### Dataset entries
- - - - - - -

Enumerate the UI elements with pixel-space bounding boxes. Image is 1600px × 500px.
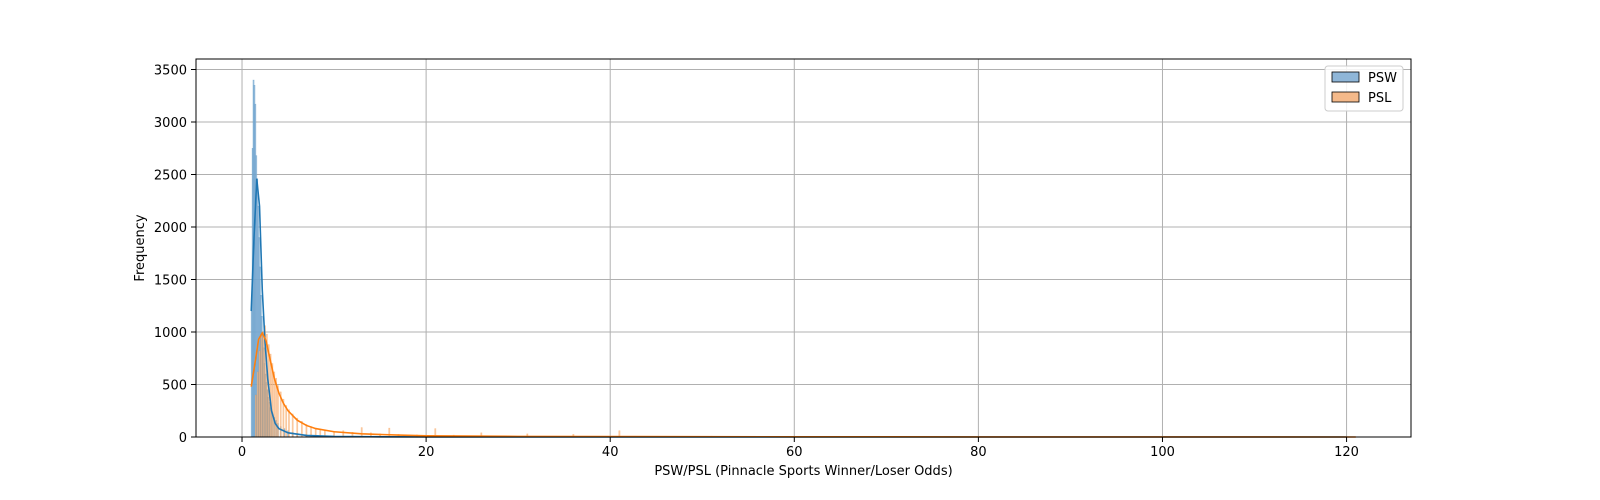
x-axis-label: PSW/PSL (Pinnacle Sports Winner/Loser Od… [654,464,952,479]
x-axis-ticks: 0 20 40 60 80 100 120 [238,437,1359,460]
x-tick-label: 60 [786,445,803,460]
legend-swatch-psl [1331,91,1360,103]
y-tick-label: 500 [162,379,187,394]
bar-psl [262,331,265,438]
y-tick-label: 0 [179,431,187,446]
x-tick-label: 80 [970,445,987,460]
x-tick-label: 40 [602,445,619,460]
bar-psl [388,427,391,438]
x-tick-label: 0 [238,445,246,460]
y-tick-label: 1500 [154,274,187,289]
bar-psl [256,371,259,438]
bar-psl [254,394,257,438]
plot-area-frame [195,58,1412,438]
bar-psl [360,427,363,438]
y-tick-label: 2000 [154,221,187,236]
x-tick-label: 20 [418,445,435,460]
legend-label-psw: PSW [1368,71,1397,86]
kde-line-psl [250,331,1356,438]
y-tick-label: 2500 [154,169,187,184]
y-axis-ticks: 0 500 1000 1500 2000 2500 3000 3500 [154,64,196,446]
y-tick-label: 1000 [154,326,187,341]
bar-psl [258,350,261,438]
y-tick-label: 3000 [154,116,187,131]
y-axis-label: Frequency [133,214,148,281]
legend-label-psl: PSL [1368,91,1392,106]
legend: PSW PSL [1324,65,1404,112]
x-tick-label: 120 [1334,445,1359,460]
y-tick-label: 3500 [154,64,187,79]
legend-swatch-psw [1331,71,1360,83]
bar-psl [260,335,263,438]
x-tick-label: 100 [1150,445,1175,460]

- - - - - - -

### AIM OF THE TASK
Please report how many lines of the data above contain the string "axis", with case counting, and give only the number.

### CORRECT RESULT
4